=== What is expected ===
Write out the material exactly, leaving every picture behind.

# # # #

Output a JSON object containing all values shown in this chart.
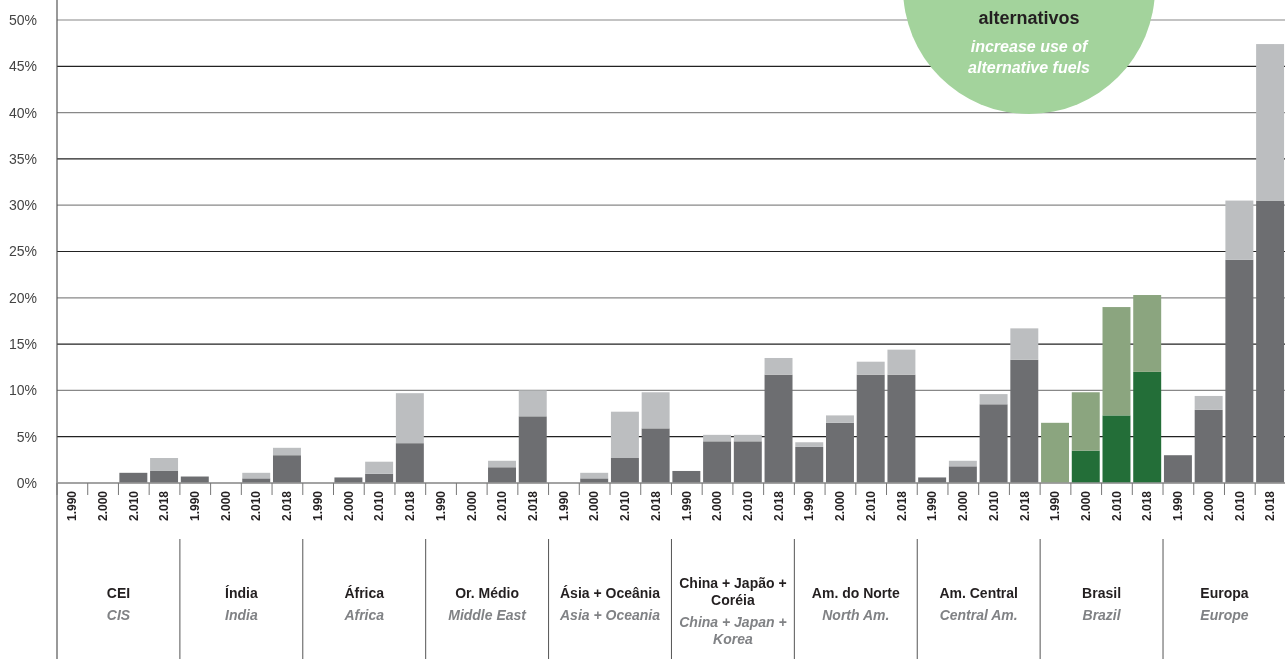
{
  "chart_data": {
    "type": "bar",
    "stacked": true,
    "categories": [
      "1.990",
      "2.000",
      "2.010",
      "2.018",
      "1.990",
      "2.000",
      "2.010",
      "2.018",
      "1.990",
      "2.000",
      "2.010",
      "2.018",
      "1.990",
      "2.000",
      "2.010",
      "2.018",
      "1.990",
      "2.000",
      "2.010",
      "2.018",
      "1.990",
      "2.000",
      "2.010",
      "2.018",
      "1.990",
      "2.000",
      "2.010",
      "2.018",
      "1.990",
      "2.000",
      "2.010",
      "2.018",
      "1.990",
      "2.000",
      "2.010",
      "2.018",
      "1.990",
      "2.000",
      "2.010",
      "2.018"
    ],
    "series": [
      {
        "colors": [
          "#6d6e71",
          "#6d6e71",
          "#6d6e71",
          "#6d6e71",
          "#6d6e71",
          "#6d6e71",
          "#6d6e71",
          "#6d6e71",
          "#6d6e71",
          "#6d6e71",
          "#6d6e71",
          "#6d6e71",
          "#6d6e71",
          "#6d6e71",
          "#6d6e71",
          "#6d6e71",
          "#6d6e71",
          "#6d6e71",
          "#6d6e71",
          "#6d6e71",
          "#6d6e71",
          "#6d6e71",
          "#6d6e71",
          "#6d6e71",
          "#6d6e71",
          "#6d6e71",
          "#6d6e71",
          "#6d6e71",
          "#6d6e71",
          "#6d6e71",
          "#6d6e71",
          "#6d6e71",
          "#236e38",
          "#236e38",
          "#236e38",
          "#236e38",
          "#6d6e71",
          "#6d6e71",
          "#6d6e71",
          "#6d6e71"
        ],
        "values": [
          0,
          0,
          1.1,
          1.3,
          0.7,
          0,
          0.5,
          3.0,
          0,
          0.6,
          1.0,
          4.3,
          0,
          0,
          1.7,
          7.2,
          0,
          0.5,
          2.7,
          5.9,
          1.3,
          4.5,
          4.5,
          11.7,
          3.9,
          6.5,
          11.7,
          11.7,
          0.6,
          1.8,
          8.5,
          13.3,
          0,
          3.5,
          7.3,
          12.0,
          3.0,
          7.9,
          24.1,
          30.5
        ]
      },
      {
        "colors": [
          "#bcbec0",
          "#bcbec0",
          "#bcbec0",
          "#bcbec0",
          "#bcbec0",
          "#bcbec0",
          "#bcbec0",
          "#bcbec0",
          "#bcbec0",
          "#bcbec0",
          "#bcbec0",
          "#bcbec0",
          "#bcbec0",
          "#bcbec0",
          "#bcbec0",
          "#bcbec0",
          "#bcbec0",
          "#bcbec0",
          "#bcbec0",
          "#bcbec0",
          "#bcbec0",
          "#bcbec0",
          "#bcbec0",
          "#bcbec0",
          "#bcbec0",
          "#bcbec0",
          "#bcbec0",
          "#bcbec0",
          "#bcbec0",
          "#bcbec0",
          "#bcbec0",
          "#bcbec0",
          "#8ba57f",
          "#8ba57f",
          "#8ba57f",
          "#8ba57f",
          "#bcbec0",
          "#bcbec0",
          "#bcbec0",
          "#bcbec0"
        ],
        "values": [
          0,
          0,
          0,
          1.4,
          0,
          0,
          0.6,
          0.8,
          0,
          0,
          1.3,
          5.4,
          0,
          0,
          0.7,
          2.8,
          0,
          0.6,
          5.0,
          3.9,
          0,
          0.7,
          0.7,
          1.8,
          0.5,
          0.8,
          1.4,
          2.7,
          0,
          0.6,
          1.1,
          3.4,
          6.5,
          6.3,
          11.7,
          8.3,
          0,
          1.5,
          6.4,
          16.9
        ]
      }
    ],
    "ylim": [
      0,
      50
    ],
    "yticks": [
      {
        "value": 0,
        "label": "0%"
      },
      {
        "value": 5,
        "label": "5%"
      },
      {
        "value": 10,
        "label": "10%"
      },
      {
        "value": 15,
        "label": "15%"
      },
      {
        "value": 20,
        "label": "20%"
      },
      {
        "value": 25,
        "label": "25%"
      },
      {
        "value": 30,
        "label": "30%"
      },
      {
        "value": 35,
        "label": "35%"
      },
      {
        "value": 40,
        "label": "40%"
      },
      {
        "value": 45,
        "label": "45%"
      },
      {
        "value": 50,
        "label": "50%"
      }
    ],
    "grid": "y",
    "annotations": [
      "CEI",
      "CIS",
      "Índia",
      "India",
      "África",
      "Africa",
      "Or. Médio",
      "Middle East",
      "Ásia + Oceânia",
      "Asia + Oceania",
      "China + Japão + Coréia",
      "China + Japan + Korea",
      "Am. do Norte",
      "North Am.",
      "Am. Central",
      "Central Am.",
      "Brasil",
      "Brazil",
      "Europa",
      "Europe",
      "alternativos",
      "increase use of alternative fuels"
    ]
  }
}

# # # #

=== Answer to the exercise ===
Output a JSON object containing all values shown in this chart.
{
  "chart_data": {
    "type": "bar",
    "stacked": true,
    "categories": [
      "1.990",
      "2.000",
      "2.010",
      "2.018",
      "1.990",
      "2.000",
      "2.010",
      "2.018",
      "1.990",
      "2.000",
      "2.010",
      "2.018",
      "1.990",
      "2.000",
      "2.010",
      "2.018",
      "1.990",
      "2.000",
      "2.010",
      "2.018",
      "1.990",
      "2.000",
      "2.010",
      "2.018",
      "1.990",
      "2.000",
      "2.010",
      "2.018",
      "1.990",
      "2.000",
      "2.010",
      "2.018",
      "1.990",
      "2.000",
      "2.010",
      "2.018",
      "1.990",
      "2.000",
      "2.010",
      "2.018"
    ],
    "series": [
      {
        "colors": [
          "#6d6e71",
          "#6d6e71",
          "#6d6e71",
          "#6d6e71",
          "#6d6e71",
          "#6d6e71",
          "#6d6e71",
          "#6d6e71",
          "#6d6e71",
          "#6d6e71",
          "#6d6e71",
          "#6d6e71",
          "#6d6e71",
          "#6d6e71",
          "#6d6e71",
          "#6d6e71",
          "#6d6e71",
          "#6d6e71",
          "#6d6e71",
          "#6d6e71",
          "#6d6e71",
          "#6d6e71",
          "#6d6e71",
          "#6d6e71",
          "#6d6e71",
          "#6d6e71",
          "#6d6e71",
          "#6d6e71",
          "#6d6e71",
          "#6d6e71",
          "#6d6e71",
          "#6d6e71",
          "#236e38",
          "#236e38",
          "#236e38",
          "#236e38",
          "#6d6e71",
          "#6d6e71",
          "#6d6e71",
          "#6d6e71"
        ],
        "values": [
          0,
          0,
          1.1,
          1.3,
          0.7,
          0,
          0.5,
          3.0,
          0,
          0.6,
          1.0,
          4.3,
          0,
          0,
          1.7,
          7.2,
          0,
          0.5,
          2.7,
          5.9,
          1.3,
          4.5,
          4.5,
          11.7,
          3.9,
          6.5,
          11.7,
          11.7,
          0.6,
          1.8,
          8.5,
          13.3,
          0,
          3.5,
          7.3,
          12.0,
          3.0,
          7.9,
          24.1,
          30.5
        ]
      },
      {
        "colors": [
          "#bcbec0",
          "#bcbec0",
          "#bcbec0",
          "#bcbec0",
          "#bcbec0",
          "#bcbec0",
          "#bcbec0",
          "#bcbec0",
          "#bcbec0",
          "#bcbec0",
          "#bcbec0",
          "#bcbec0",
          "#bcbec0",
          "#bcbec0",
          "#bcbec0",
          "#bcbec0",
          "#bcbec0",
          "#bcbec0",
          "#bcbec0",
          "#bcbec0",
          "#bcbec0",
          "#bcbec0",
          "#bcbec0",
          "#bcbec0",
          "#bcbec0",
          "#bcbec0",
          "#bcbec0",
          "#bcbec0",
          "#bcbec0",
          "#bcbec0",
          "#bcbec0",
          "#bcbec0",
          "#8ba57f",
          "#8ba57f",
          "#8ba57f",
          "#8ba57f",
          "#bcbec0",
          "#bcbec0",
          "#bcbec0",
          "#bcbec0"
        ],
        "values": [
          0,
          0,
          0,
          1.4,
          0,
          0,
          0.6,
          0.8,
          0,
          0,
          1.3,
          5.4,
          0,
          0,
          0.7,
          2.8,
          0,
          0.6,
          5.0,
          3.9,
          0,
          0.7,
          0.7,
          1.8,
          0.5,
          0.8,
          1.4,
          2.7,
          0,
          0.6,
          1.1,
          3.4,
          6.5,
          6.3,
          11.7,
          8.3,
          0,
          1.5,
          6.4,
          16.9
        ]
      }
    ],
    "ylim": [
      0,
      50
    ],
    "yticks": [
      {
        "value": 0,
        "label": "0%"
      },
      {
        "value": 5,
        "label": "5%"
      },
      {
        "value": 10,
        "label": "10%"
      },
      {
        "value": 15,
        "label": "15%"
      },
      {
        "value": 20,
        "label": "20%"
      },
      {
        "value": 25,
        "label": "25%"
      },
      {
        "value": 30,
        "label": "30%"
      },
      {
        "value": 35,
        "label": "35%"
      },
      {
        "value": 40,
        "label": "40%"
      },
      {
        "value": 45,
        "label": "45%"
      },
      {
        "value": 50,
        "label": "50%"
      }
    ],
    "grid": "y",
    "annotations": [
      "CEI",
      "CIS",
      "Índia",
      "India",
      "África",
      "Africa",
      "Or. Médio",
      "Middle East",
      "Ásia + Oceânia",
      "Asia + Oceania",
      "China + Japão + Coréia",
      "China + Japan + Korea",
      "Am. do Norte",
      "North Am.",
      "Am. Central",
      "Central Am.",
      "Brasil",
      "Brazil",
      "Europa",
      "Europe",
      "alternativos",
      "increase use of alternative fuels"
    ]
  }
}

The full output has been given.